## Exercise prompt:
Output all entries verbatim. Skip pictures.

## Data supplied:
──────

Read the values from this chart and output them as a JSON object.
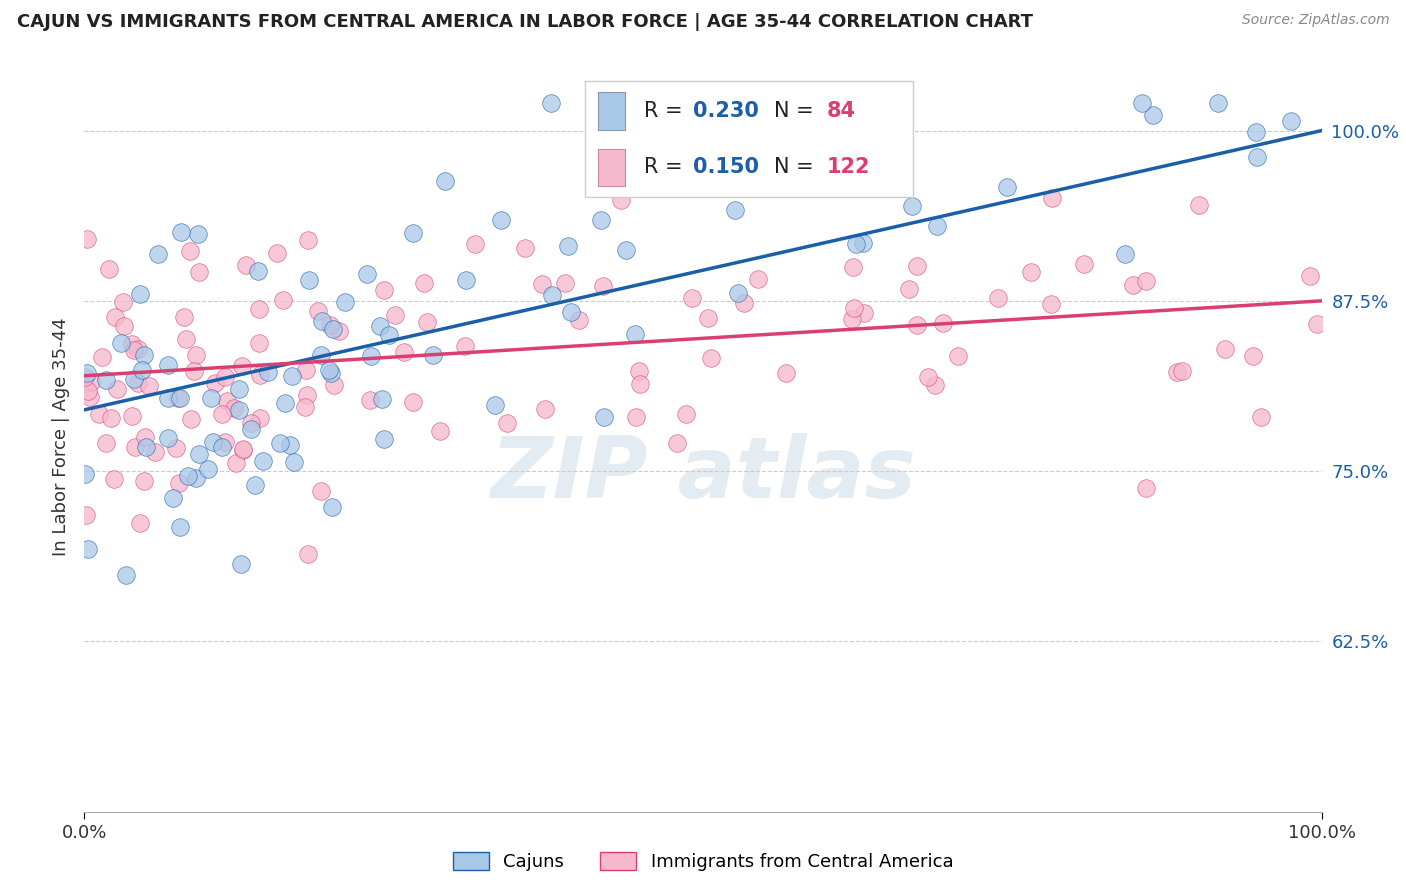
{
  "title": "CAJUN VS IMMIGRANTS FROM CENTRAL AMERICA IN LABOR FORCE | AGE 35-44 CORRELATION CHART",
  "source": "Source: ZipAtlas.com",
  "ylabel": "In Labor Force | Age 35-44",
  "xlim": [
    0.0,
    1.0
  ],
  "ylim": [
    0.5,
    1.05
  ],
  "yticks": [
    0.625,
    0.75,
    0.875,
    1.0
  ],
  "ytick_labels": [
    "62.5%",
    "75.0%",
    "87.5%",
    "100.0%"
  ],
  "xticks": [
    0.0,
    1.0
  ],
  "xtick_labels": [
    "0.0%",
    "100.0%"
  ],
  "cajun_R": 0.23,
  "cajun_N": 84,
  "immig_R": 0.15,
  "immig_N": 122,
  "cajun_color": "#a8c8e8",
  "immig_color": "#f5b8cc",
  "cajun_line_color": "#1a5fa8",
  "immig_line_color": "#d94070",
  "legend_label_cajun": "Cajuns",
  "legend_label_immig": "Immigrants from Central America",
  "background_color": "#ffffff",
  "grid_color": "#cccccc",
  "cajun_line_start": 0.795,
  "cajun_line_end": 1.0,
  "immig_line_start": 0.82,
  "immig_line_end": 0.875
}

──────

## Finished task:
Read the values from this chart and output them as a JSON object.
{
  "title": "CAJUN VS IMMIGRANTS FROM CENTRAL AMERICA IN LABOR FORCE | AGE 35-44 CORRELATION CHART",
  "source": "Source: ZipAtlas.com",
  "ylabel": "In Labor Force | Age 35-44",
  "xlim": [
    0.0,
    1.0
  ],
  "ylim": [
    0.5,
    1.05
  ],
  "yticks": [
    0.625,
    0.75,
    0.875,
    1.0
  ],
  "ytick_labels": [
    "62.5%",
    "75.0%",
    "87.5%",
    "100.0%"
  ],
  "xticks": [
    0.0,
    1.0
  ],
  "xtick_labels": [
    "0.0%",
    "100.0%"
  ],
  "cajun_R": 0.23,
  "cajun_N": 84,
  "immig_R": 0.15,
  "immig_N": 122,
  "cajun_color": "#a8c8e8",
  "immig_color": "#f5b8cc",
  "cajun_line_color": "#1a5fa8",
  "immig_line_color": "#d94070",
  "legend_label_cajun": "Cajuns",
  "legend_label_immig": "Immigrants from Central America",
  "background_color": "#ffffff",
  "grid_color": "#cccccc",
  "cajun_line_start": 0.795,
  "cajun_line_end": 1.0,
  "immig_line_start": 0.82,
  "immig_line_end": 0.875
}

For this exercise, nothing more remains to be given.